>> begin
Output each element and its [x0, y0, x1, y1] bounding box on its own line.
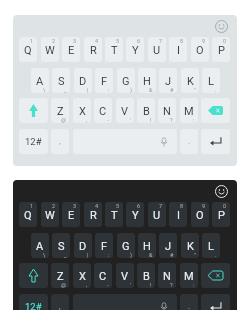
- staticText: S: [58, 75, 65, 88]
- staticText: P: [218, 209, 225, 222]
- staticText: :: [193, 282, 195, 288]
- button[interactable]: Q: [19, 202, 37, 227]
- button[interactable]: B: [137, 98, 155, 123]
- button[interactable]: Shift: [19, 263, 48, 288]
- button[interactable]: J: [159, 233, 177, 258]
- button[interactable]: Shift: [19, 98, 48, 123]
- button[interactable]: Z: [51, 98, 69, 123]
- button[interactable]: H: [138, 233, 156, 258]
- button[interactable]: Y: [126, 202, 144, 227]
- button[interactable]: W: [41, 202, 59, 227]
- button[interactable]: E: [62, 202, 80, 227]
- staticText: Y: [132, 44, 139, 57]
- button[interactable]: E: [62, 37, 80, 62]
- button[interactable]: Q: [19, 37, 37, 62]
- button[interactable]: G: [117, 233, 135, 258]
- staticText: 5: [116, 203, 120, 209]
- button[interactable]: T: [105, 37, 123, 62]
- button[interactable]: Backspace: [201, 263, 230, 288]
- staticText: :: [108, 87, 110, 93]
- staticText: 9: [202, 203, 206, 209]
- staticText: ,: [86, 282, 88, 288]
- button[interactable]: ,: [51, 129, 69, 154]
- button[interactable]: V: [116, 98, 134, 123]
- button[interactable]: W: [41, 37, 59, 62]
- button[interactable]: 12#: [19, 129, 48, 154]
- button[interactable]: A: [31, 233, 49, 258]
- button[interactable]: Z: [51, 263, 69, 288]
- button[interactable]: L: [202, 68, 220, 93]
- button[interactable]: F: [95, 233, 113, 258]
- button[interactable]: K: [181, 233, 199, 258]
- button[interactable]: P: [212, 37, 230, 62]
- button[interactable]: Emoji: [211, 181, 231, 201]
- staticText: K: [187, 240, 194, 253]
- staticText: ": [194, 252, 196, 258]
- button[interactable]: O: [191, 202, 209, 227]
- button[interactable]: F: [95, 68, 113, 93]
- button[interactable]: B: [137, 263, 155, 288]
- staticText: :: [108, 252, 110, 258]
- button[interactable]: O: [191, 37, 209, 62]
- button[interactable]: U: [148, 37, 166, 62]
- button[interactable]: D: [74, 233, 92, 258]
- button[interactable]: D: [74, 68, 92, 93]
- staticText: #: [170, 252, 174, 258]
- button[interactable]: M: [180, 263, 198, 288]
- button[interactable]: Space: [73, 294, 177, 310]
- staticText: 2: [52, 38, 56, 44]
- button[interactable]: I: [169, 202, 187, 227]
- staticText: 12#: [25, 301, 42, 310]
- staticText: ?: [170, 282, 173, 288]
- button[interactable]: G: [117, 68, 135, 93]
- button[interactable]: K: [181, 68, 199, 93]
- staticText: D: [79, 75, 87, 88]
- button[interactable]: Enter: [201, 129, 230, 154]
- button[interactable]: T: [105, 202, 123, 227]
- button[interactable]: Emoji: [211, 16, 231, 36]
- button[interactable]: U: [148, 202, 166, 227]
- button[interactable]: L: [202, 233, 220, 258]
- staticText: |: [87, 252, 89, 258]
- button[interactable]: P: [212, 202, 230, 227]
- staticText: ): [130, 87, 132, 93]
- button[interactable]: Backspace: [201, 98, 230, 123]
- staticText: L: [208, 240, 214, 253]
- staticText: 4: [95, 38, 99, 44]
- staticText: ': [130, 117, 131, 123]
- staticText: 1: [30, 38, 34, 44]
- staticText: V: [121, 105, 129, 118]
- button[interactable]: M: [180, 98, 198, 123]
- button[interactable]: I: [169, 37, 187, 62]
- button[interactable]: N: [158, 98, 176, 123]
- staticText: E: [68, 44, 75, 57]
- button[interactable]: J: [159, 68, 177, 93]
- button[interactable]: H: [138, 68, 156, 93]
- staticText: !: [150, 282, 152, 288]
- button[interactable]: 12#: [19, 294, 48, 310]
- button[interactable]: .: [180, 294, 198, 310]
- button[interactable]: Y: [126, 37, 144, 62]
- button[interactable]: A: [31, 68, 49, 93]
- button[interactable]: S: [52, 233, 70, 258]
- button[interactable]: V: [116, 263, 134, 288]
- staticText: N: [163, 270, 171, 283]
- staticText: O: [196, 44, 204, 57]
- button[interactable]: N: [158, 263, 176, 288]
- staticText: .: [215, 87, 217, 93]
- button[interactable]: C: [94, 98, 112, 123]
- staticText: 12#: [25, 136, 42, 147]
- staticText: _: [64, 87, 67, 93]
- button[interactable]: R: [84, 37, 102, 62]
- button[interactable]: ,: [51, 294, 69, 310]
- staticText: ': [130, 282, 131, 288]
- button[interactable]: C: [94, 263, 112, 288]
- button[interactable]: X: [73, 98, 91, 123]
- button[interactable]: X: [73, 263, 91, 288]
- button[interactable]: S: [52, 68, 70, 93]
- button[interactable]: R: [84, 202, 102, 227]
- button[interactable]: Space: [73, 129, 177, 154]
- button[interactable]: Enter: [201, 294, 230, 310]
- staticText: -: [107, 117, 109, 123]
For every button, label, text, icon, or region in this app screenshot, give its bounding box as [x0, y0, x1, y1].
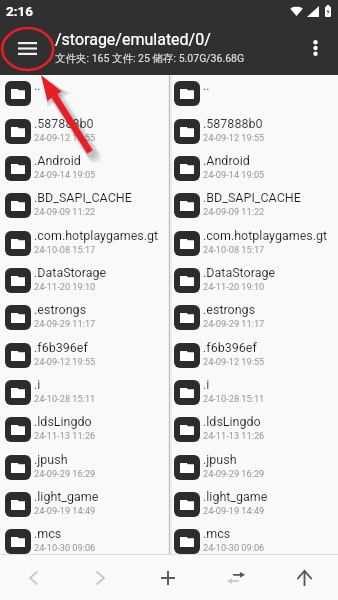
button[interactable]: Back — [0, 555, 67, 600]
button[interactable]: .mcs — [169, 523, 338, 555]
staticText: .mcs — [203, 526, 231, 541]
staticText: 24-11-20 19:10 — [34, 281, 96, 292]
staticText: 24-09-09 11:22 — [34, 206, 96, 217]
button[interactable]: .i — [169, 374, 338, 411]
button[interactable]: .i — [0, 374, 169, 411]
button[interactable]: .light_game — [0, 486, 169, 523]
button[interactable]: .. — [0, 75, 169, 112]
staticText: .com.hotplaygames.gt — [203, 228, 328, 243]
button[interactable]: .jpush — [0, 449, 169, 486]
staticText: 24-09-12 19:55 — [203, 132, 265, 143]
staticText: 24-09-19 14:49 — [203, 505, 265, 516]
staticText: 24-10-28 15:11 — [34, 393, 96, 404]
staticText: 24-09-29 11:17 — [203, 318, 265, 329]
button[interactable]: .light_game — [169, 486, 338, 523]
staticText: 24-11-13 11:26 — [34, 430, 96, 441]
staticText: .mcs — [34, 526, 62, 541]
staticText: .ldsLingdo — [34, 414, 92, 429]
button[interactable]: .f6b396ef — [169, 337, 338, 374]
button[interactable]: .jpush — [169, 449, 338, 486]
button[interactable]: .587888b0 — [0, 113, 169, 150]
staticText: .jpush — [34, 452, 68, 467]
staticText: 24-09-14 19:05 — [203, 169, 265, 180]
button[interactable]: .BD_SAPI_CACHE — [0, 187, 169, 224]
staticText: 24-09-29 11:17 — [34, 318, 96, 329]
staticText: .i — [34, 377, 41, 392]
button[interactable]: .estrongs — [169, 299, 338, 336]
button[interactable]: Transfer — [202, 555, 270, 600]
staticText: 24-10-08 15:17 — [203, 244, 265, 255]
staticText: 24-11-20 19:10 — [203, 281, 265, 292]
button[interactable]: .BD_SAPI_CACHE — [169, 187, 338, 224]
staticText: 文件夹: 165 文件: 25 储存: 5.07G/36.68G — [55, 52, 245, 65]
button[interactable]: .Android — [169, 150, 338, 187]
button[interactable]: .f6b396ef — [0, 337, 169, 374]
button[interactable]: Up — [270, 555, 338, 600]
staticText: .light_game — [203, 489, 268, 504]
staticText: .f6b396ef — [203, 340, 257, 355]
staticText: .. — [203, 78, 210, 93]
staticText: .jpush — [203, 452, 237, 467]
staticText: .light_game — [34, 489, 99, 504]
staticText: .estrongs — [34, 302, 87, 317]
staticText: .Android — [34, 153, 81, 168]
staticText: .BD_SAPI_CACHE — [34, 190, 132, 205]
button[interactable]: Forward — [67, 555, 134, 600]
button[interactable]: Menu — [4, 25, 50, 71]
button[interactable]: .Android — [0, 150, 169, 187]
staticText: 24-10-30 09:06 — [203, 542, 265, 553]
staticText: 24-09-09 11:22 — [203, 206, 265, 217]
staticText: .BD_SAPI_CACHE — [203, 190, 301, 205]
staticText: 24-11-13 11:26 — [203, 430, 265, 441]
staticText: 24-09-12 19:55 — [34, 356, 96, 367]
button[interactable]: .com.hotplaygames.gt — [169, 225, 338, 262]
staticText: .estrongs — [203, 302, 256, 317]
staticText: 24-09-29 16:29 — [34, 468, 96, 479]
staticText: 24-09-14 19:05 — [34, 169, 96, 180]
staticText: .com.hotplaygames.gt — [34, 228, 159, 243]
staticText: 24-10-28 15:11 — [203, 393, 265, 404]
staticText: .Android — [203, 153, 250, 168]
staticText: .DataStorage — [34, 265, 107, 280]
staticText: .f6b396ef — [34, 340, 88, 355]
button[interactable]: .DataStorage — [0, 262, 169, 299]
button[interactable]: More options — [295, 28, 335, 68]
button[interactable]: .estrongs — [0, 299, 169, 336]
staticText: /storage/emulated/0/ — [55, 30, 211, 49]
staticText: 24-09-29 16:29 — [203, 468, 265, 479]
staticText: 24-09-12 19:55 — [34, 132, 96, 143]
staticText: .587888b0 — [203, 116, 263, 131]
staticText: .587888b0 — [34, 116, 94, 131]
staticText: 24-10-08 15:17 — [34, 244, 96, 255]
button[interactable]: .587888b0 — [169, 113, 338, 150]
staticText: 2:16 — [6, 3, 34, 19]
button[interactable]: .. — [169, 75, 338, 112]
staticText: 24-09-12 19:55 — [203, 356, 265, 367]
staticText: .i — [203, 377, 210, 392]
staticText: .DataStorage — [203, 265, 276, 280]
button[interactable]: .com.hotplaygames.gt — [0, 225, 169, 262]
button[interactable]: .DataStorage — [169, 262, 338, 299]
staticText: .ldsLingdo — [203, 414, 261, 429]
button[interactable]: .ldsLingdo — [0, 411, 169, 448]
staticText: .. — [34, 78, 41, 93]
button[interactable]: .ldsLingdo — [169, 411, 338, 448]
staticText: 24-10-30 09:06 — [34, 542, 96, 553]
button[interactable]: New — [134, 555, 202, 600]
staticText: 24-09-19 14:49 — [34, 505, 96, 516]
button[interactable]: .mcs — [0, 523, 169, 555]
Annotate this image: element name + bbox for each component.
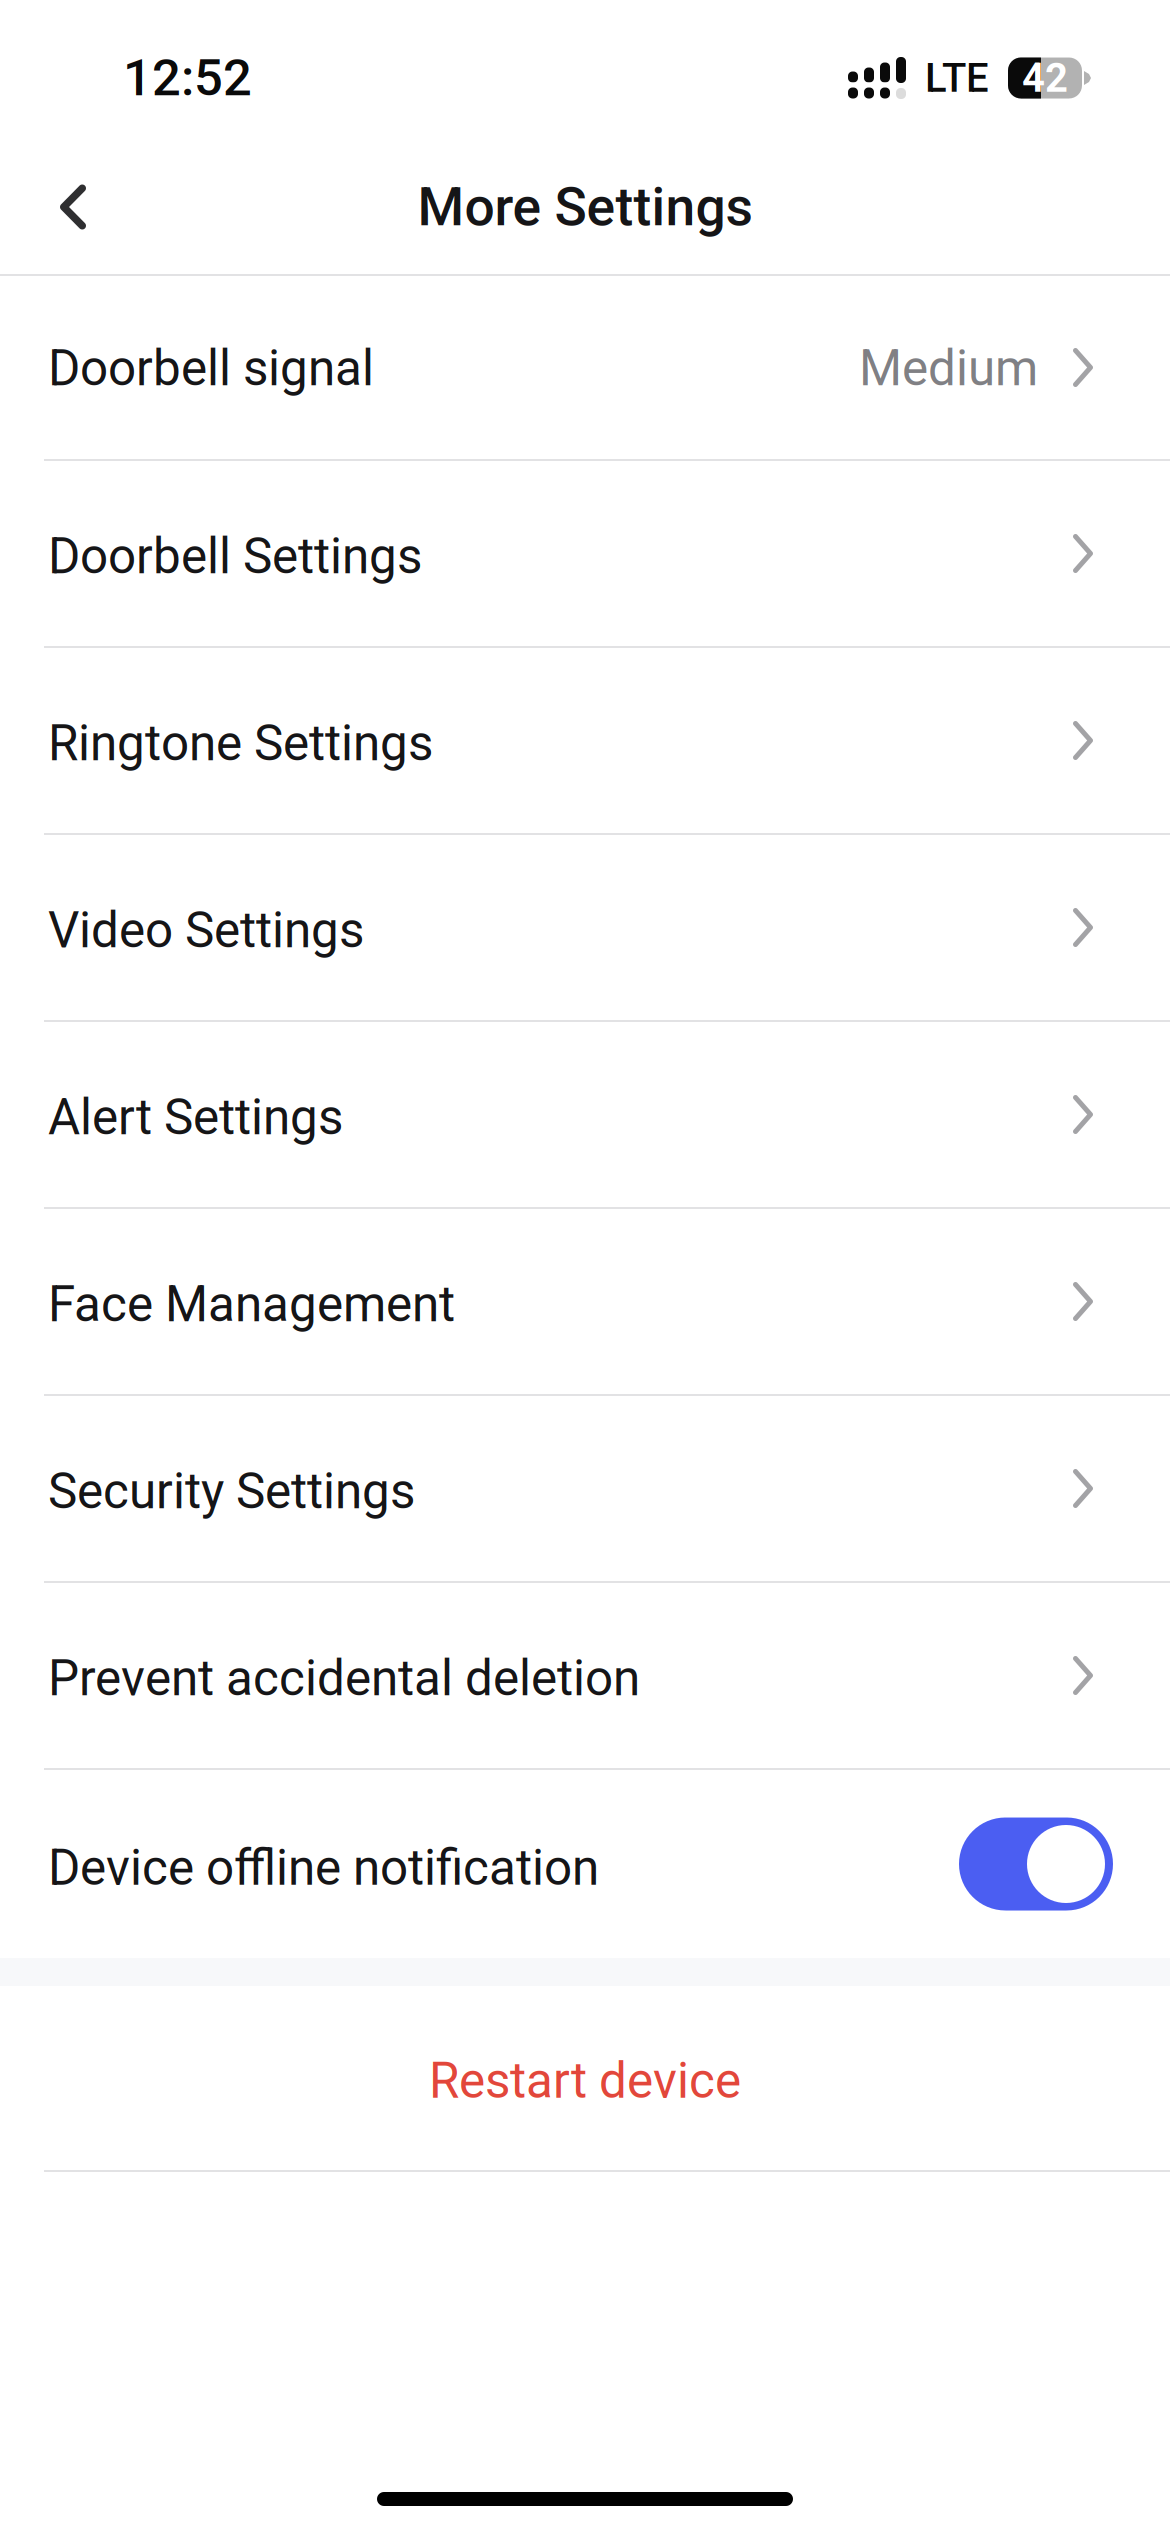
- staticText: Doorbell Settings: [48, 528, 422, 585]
>> end
[Directive]
Print the listing lines exactly, starting with the line that contains "- staticText: S: [58, 75, 65, 88]" and going on through the line that contains "- button[interactable]: Shift: [19, 98, 48, 123]".

[Completed exercise]
- staticText: S: [58, 75, 65, 88]
- staticText: P: [218, 209, 225, 222]
- staticText: :: [193, 282, 195, 288]
- button[interactable]: Q: [19, 202, 37, 227]
- button[interactable]: B: [137, 98, 155, 123]
- button[interactable]: Shift: [19, 263, 48, 288]
- button[interactable]: J: [159, 233, 177, 258]
- button[interactable]: Shift: [19, 98, 48, 123]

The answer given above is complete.